• _AIM OF THE TASK_: Print the records below word for word, but leave out the pictures.

• _DATA EXTRACT_:
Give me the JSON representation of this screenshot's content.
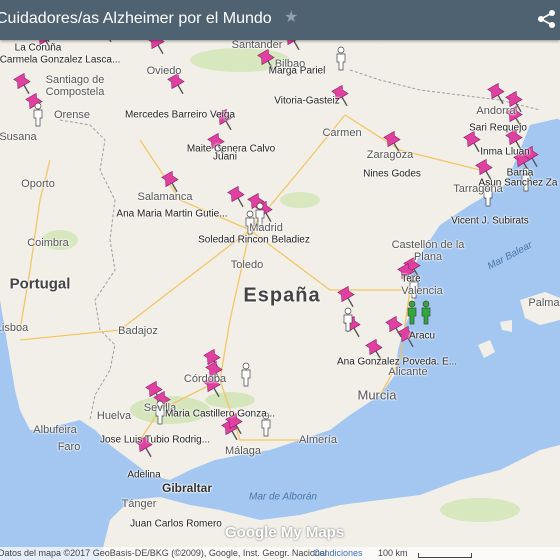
{
  "header": {
    "title": "Cuidadores/as Alzheimer por el Mundo"
  },
  "colors": {
    "sea": "#a4c7f2",
    "land": "#f2efe9",
    "header": "#4f6272",
    "pin": "#e040a0",
    "person_white": "#ffffff",
    "person_green": "#2eaa3a"
  },
  "map": {
    "country_labels": [
      "España",
      "Portugal"
    ],
    "sea_labels": [
      "Mar Balear",
      "Mar de Alborán"
    ],
    "bold_labels": [
      "Gibraltar"
    ],
    "cities": [
      "Santander",
      "Bilbao",
      "Oviedo",
      "Santiago de Compostela",
      "Orense",
      "Susana",
      "Oporto",
      "Coimbra",
      "Lisboa",
      "Badajoz",
      "Toledo",
      "Salamanca",
      "Zaragoza",
      "Andorra",
      "Castellón de la Plana",
      "Valencia",
      "Alicante",
      "Murcia",
      "Huelva",
      "Sevilla",
      "Albufeira",
      "Faro",
      "Málaga",
      "Almería",
      "Tánger",
      "Palma",
      "Córdoba",
      "Carmen",
      "Madrid",
      "Tarragona"
    ],
    "pin_labels": [
      "La Coruña",
      "Carmela Gonzalez Lasca...",
      "Marga Pariel",
      "Vitoria-Gasteiz",
      "Mercedes Barreiro Veiga",
      "Maite Cenera Calvo",
      "Juani",
      "Ana Maria Martin Gutie...",
      "Soledad Rincon Beladiez",
      "Nines Godes",
      "Sari Requejo",
      "Inma Lluan",
      "Barna",
      "Asun Sanchez Za",
      "Vicent J. Subirats",
      "Tere",
      "Aracu",
      "Ana Gonzalez Poveda. E...",
      "Maria Castillero Gonza...",
      "Jose Luis Tubio Rodrig...",
      "Adelina",
      "Juan Carlos Romero"
    ],
    "pin_count": 40,
    "person_markers_white": 11,
    "person_markers_green": 2
  },
  "footer": {
    "attribution": "Datos del mapa ©2017 GeoBasis-DE/BKG (©2009), Google, Inst. Geogr. Nacional",
    "terms": "Condiciones",
    "scale": "100 km"
  },
  "branding": {
    "logo": "Google My Maps"
  },
  "icons": {
    "star": "star-icon",
    "share": "share-icon",
    "pin": "map-pin-icon",
    "person": "person-marker-icon"
  }
}
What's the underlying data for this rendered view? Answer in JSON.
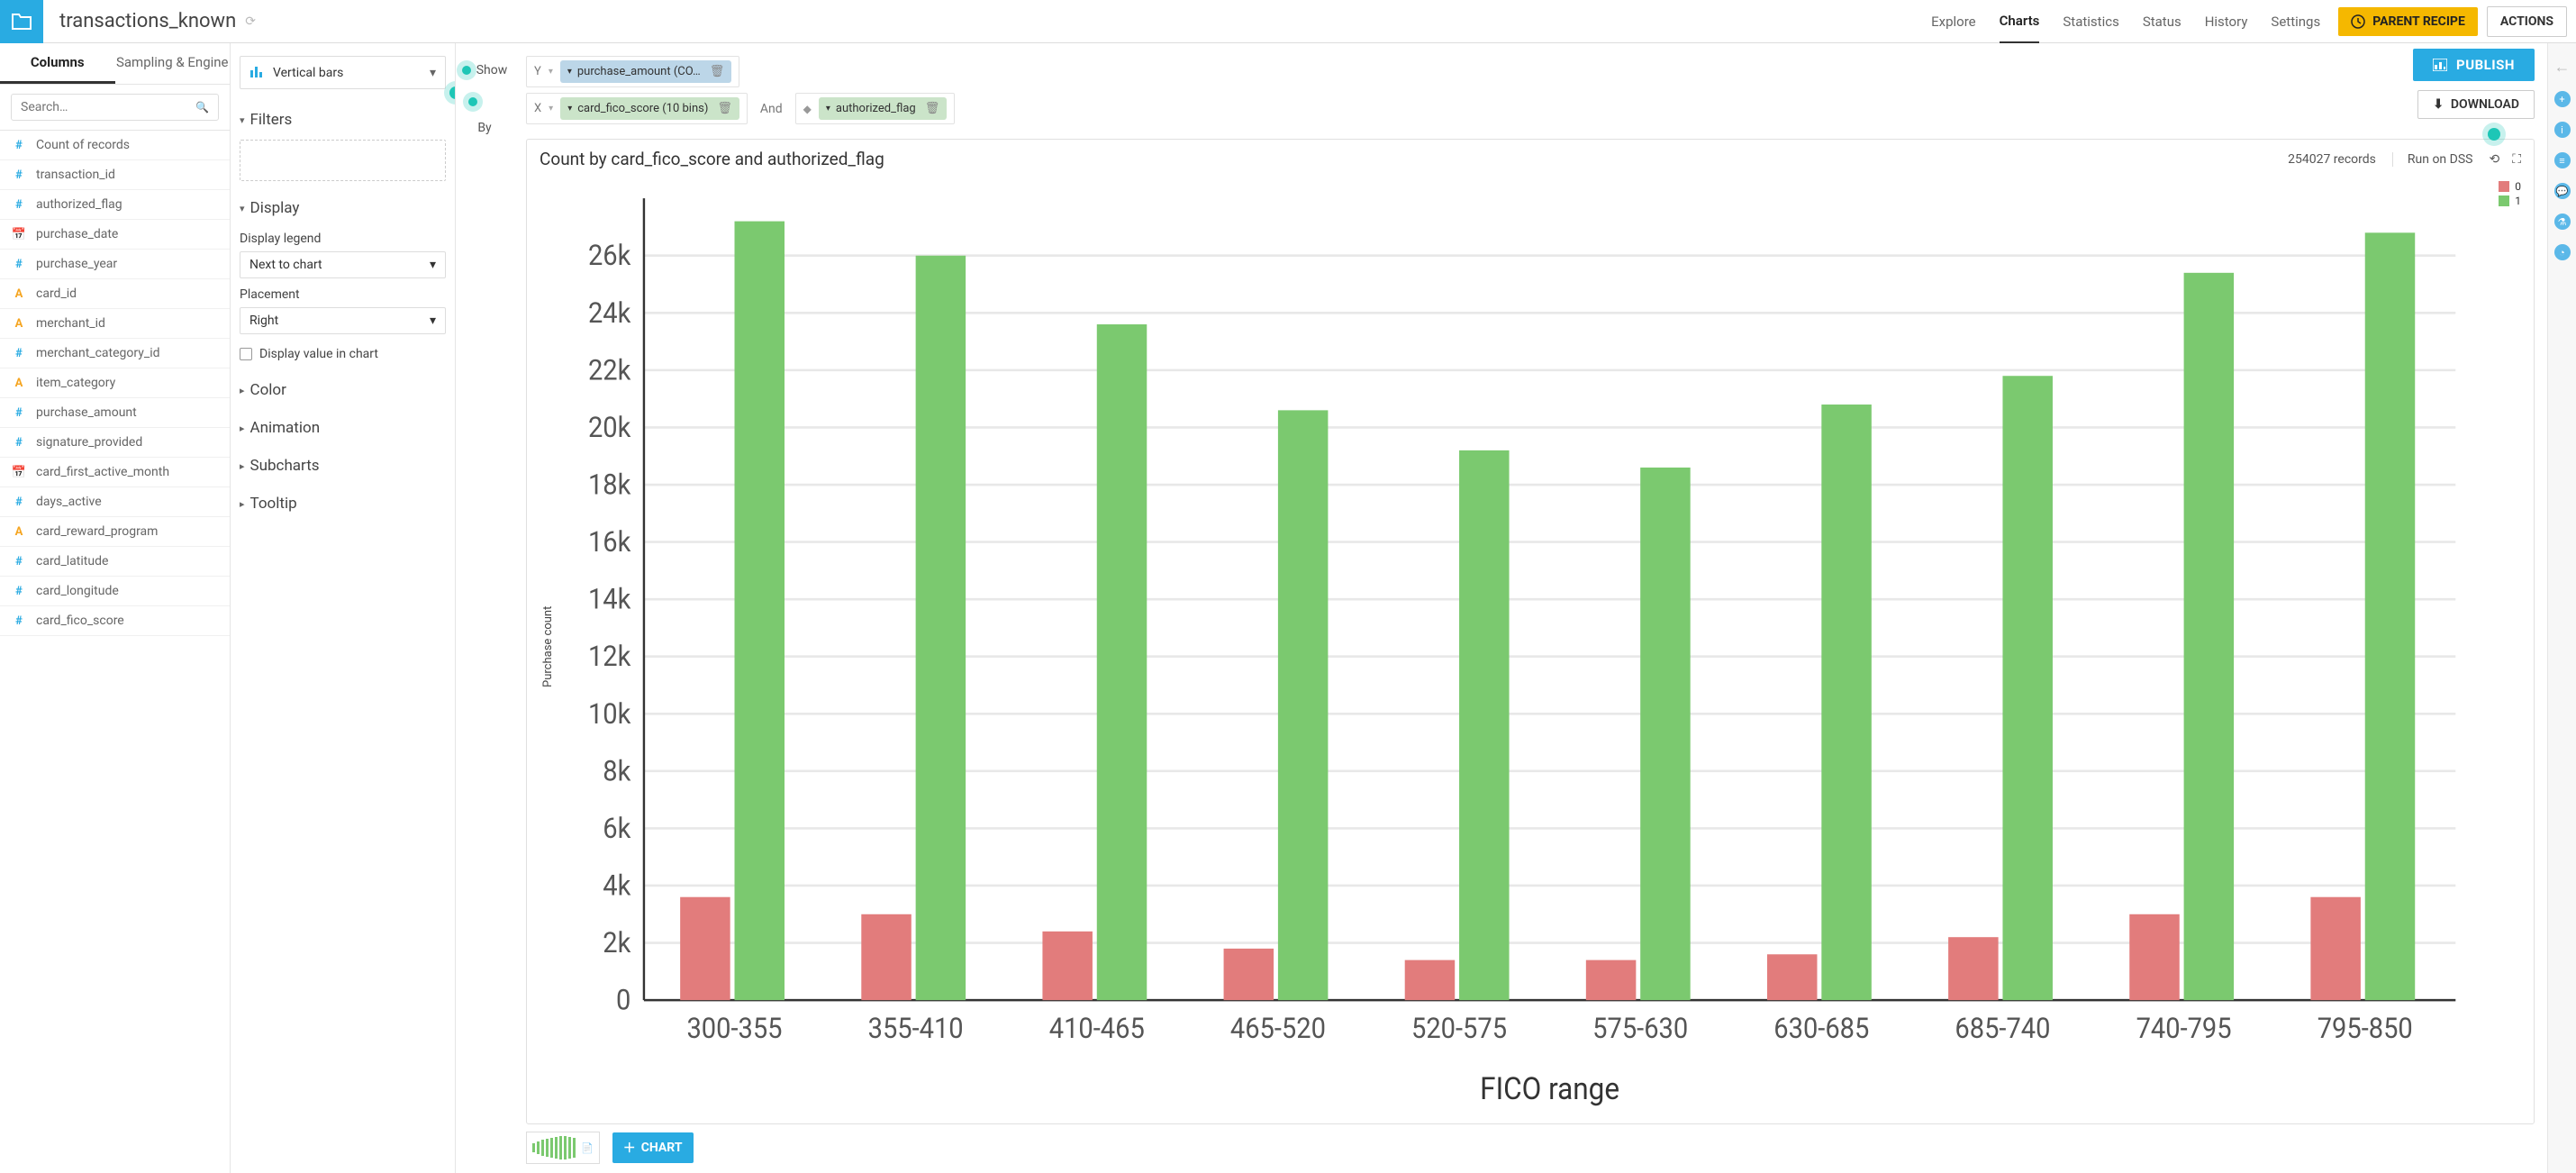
{
  "header": {
    "dataset_name": "transactions_known",
    "nav": [
      "Explore",
      "Charts",
      "Statistics",
      "Status",
      "History",
      "Settings"
    ],
    "nav_active": "Charts",
    "parent_recipe": "PARENT RECIPE",
    "actions": "ACTIONS"
  },
  "columns_panel": {
    "tabs": {
      "columns": "Columns",
      "sampling": "Sampling & Engine"
    },
    "search_placeholder": "Search…",
    "items": [
      {
        "type": "num",
        "label": "Count of records"
      },
      {
        "type": "num",
        "label": "transaction_id"
      },
      {
        "type": "num",
        "label": "authorized_flag"
      },
      {
        "type": "date",
        "label": "purchase_date"
      },
      {
        "type": "num",
        "label": "purchase_year"
      },
      {
        "type": "text",
        "label": "card_id"
      },
      {
        "type": "text",
        "label": "merchant_id"
      },
      {
        "type": "num",
        "label": "merchant_category_id"
      },
      {
        "type": "text",
        "label": "item_category"
      },
      {
        "type": "num",
        "label": "purchase_amount"
      },
      {
        "type": "num",
        "label": "signature_provided"
      },
      {
        "type": "date",
        "label": "card_first_active_month"
      },
      {
        "type": "num",
        "label": "days_active"
      },
      {
        "type": "text",
        "label": "card_reward_program"
      },
      {
        "type": "num",
        "label": "card_latitude"
      },
      {
        "type": "num",
        "label": "card_longitude"
      },
      {
        "type": "num",
        "label": "card_fico_score"
      }
    ]
  },
  "config": {
    "chart_type": "Vertical bars",
    "sections": {
      "filters": "Filters",
      "display": "Display",
      "color": "Color",
      "animation": "Animation",
      "subcharts": "Subcharts",
      "tooltip": "Tooltip"
    },
    "display_legend_label": "Display legend",
    "display_legend_value": "Next to chart",
    "placement_label": "Placement",
    "placement_value": "Right",
    "display_value_checkbox": "Display value in chart"
  },
  "showby": {
    "show": "Show",
    "by": "By"
  },
  "axes": {
    "y_label": "Y",
    "y_chip": "purchase_amount (CO…",
    "x_label": "X",
    "x_chip": "card_fico_score (10 bins)",
    "and_label": "And",
    "and_chip": "authorized_flag"
  },
  "buttons": {
    "publish": "PUBLISH",
    "download": "DOWNLOAD",
    "chart_add": "CHART"
  },
  "chart_meta": {
    "title": "Count by card_fico_score and authorized_flag",
    "records": "254027 records",
    "run_on": "Run on DSS"
  },
  "chart_data": {
    "type": "bar",
    "title": "Count by card_fico_score and authorized_flag",
    "xlabel": "FICO range",
    "ylabel": "Purchase count",
    "categories": [
      "300-355",
      "355-410",
      "410-465",
      "465-520",
      "520-575",
      "575-630",
      "630-685",
      "685-740",
      "740-795",
      "795-850"
    ],
    "series": [
      {
        "name": "0",
        "color": "#e27c7c",
        "values": [
          3600,
          3000,
          2400,
          1800,
          1400,
          1400,
          1600,
          2200,
          3000,
          3600
        ]
      },
      {
        "name": "1",
        "color": "#7bc96f",
        "values": [
          27200,
          26000,
          23600,
          20600,
          19200,
          18600,
          20800,
          21800,
          25400,
          26800
        ]
      }
    ],
    "y_ticks": [
      0,
      2000,
      4000,
      6000,
      8000,
      10000,
      12000,
      14000,
      16000,
      18000,
      20000,
      22000,
      24000,
      26000
    ],
    "y_tick_labels": [
      "0",
      "2k",
      "4k",
      "6k",
      "8k",
      "10k",
      "12k",
      "14k",
      "16k",
      "18k",
      "20k",
      "22k",
      "24k",
      "26k"
    ],
    "ylim": [
      0,
      28000
    ]
  }
}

• _REPLY_:
Give me the JSON representation of this screenshot's content.
{
  "header": {
    "title": "Cuidadores/as Alzheimer por el Mundo"
  },
  "colors": {
    "sea": "#a4c7f2",
    "land": "#f2efe9",
    "header": "#4f6272",
    "pin": "#e040a0",
    "person_white": "#ffffff",
    "person_green": "#2eaa3a"
  },
  "map": {
    "country_labels": [
      "España",
      "Portugal"
    ],
    "sea_labels": [
      "Mar Balear",
      "Mar de Alborán"
    ],
    "bold_labels": [
      "Gibraltar"
    ],
    "cities": [
      "Santander",
      "Bilbao",
      "Oviedo",
      "Santiago de Compostela",
      "Orense",
      "Susana",
      "Oporto",
      "Coimbra",
      "Lisboa",
      "Badajoz",
      "Toledo",
      "Salamanca",
      "Zaragoza",
      "Andorra",
      "Castellón de la Plana",
      "Valencia",
      "Alicante",
      "Murcia",
      "Huelva",
      "Sevilla",
      "Albufeira",
      "Faro",
      "Málaga",
      "Almería",
      "Tánger",
      "Palma",
      "Córdoba",
      "Carmen",
      "Madrid",
      "Tarragona"
    ],
    "pin_labels": [
      "La Coruña",
      "Carmela Gonzalez Lasca...",
      "Marga Pariel",
      "Vitoria-Gasteiz",
      "Mercedes Barreiro Veiga",
      "Maite Cenera Calvo",
      "Juani",
      "Ana Maria Martin Gutie...",
      "Soledad Rincon Beladiez",
      "Nines Godes",
      "Sari Requejo",
      "Inma Lluan",
      "Barna",
      "Asun Sanchez Za",
      "Vicent J. Subirats",
      "Tere",
      "Aracu",
      "Ana Gonzalez Poveda. E...",
      "Maria Castillero Gonza...",
      "Jose Luis Tubio Rodrig...",
      "Adelina",
      "Juan Carlos Romero"
    ],
    "pin_count": 40,
    "person_markers_white": 11,
    "person_markers_green": 2
  },
  "footer": {
    "attribution": "Datos del mapa ©2017 GeoBasis-DE/BKG (©2009), Google, Inst. Geogr. Nacional",
    "terms": "Condiciones",
    "scale": "100 km"
  },
  "branding": {
    "logo": "Google My Maps"
  },
  "icons": {
    "star": "star-icon",
    "share": "share-icon",
    "pin": "map-pin-icon",
    "person": "person-marker-icon"
  }
}
What's the underlying data for this rendered view? Answer in JSON.
{
  "header": {
    "dataset_name": "transactions_known",
    "nav": [
      "Explore",
      "Charts",
      "Statistics",
      "Status",
      "History",
      "Settings"
    ],
    "nav_active": "Charts",
    "parent_recipe": "PARENT RECIPE",
    "actions": "ACTIONS"
  },
  "columns_panel": {
    "tabs": {
      "columns": "Columns",
      "sampling": "Sampling & Engine"
    },
    "search_placeholder": "Search…",
    "items": [
      {
        "type": "num",
        "label": "Count of records"
      },
      {
        "type": "num",
        "label": "transaction_id"
      },
      {
        "type": "num",
        "label": "authorized_flag"
      },
      {
        "type": "date",
        "label": "purchase_date"
      },
      {
        "type": "num",
        "label": "purchase_year"
      },
      {
        "type": "text",
        "label": "card_id"
      },
      {
        "type": "text",
        "label": "merchant_id"
      },
      {
        "type": "num",
        "label": "merchant_category_id"
      },
      {
        "type": "text",
        "label": "item_category"
      },
      {
        "type": "num",
        "label": "purchase_amount"
      },
      {
        "type": "num",
        "label": "signature_provided"
      },
      {
        "type": "date",
        "label": "card_first_active_month"
      },
      {
        "type": "num",
        "label": "days_active"
      },
      {
        "type": "text",
        "label": "card_reward_program"
      },
      {
        "type": "num",
        "label": "card_latitude"
      },
      {
        "type": "num",
        "label": "card_longitude"
      },
      {
        "type": "num",
        "label": "card_fico_score"
      }
    ]
  },
  "config": {
    "chart_type": "Vertical bars",
    "sections": {
      "filters": "Filters",
      "display": "Display",
      "color": "Color",
      "animation": "Animation",
      "subcharts": "Subcharts",
      "tooltip": "Tooltip"
    },
    "display_legend_label": "Display legend",
    "display_legend_value": "Next to chart",
    "placement_label": "Placement",
    "placement_value": "Right",
    "display_value_checkbox": "Display value in chart"
  },
  "showby": {
    "show": "Show",
    "by": "By"
  },
  "axes": {
    "y_label": "Y",
    "y_chip": "purchase_amount (CO…",
    "x_label": "X",
    "x_chip": "card_fico_score (10 bins)",
    "and_label": "And",
    "and_chip": "authorized_flag"
  },
  "buttons": {
    "publish": "PUBLISH",
    "download": "DOWNLOAD",
    "chart_add": "CHART"
  },
  "chart_meta": {
    "title": "Count by card_fico_score and authorized_flag",
    "records": "254027 records",
    "run_on": "Run on DSS"
  },
  "chart_data": {
    "type": "bar",
    "title": "Count by card_fico_score and authorized_flag",
    "xlabel": "FICO range",
    "ylabel": "Purchase count",
    "categories": [
      "300-355",
      "355-410",
      "410-465",
      "465-520",
      "520-575",
      "575-630",
      "630-685",
      "685-740",
      "740-795",
      "795-850"
    ],
    "series": [
      {
        "name": "0",
        "color": "#e27c7c",
        "values": [
          3600,
          3000,
          2400,
          1800,
          1400,
          1400,
          1600,
          2200,
          3000,
          3600
        ]
      },
      {
        "name": "1",
        "color": "#7bc96f",
        "values": [
          27200,
          26000,
          23600,
          20600,
          19200,
          18600,
          20800,
          21800,
          25400,
          26800
        ]
      }
    ],
    "y_ticks": [
      0,
      2000,
      4000,
      6000,
      8000,
      10000,
      12000,
      14000,
      16000,
      18000,
      20000,
      22000,
      24000,
      26000
    ],
    "y_tick_labels": [
      "0",
      "2k",
      "4k",
      "6k",
      "8k",
      "10k",
      "12k",
      "14k",
      "16k",
      "18k",
      "20k",
      "22k",
      "24k",
      "26k"
    ],
    "ylim": [
      0,
      28000
    ]
  }
}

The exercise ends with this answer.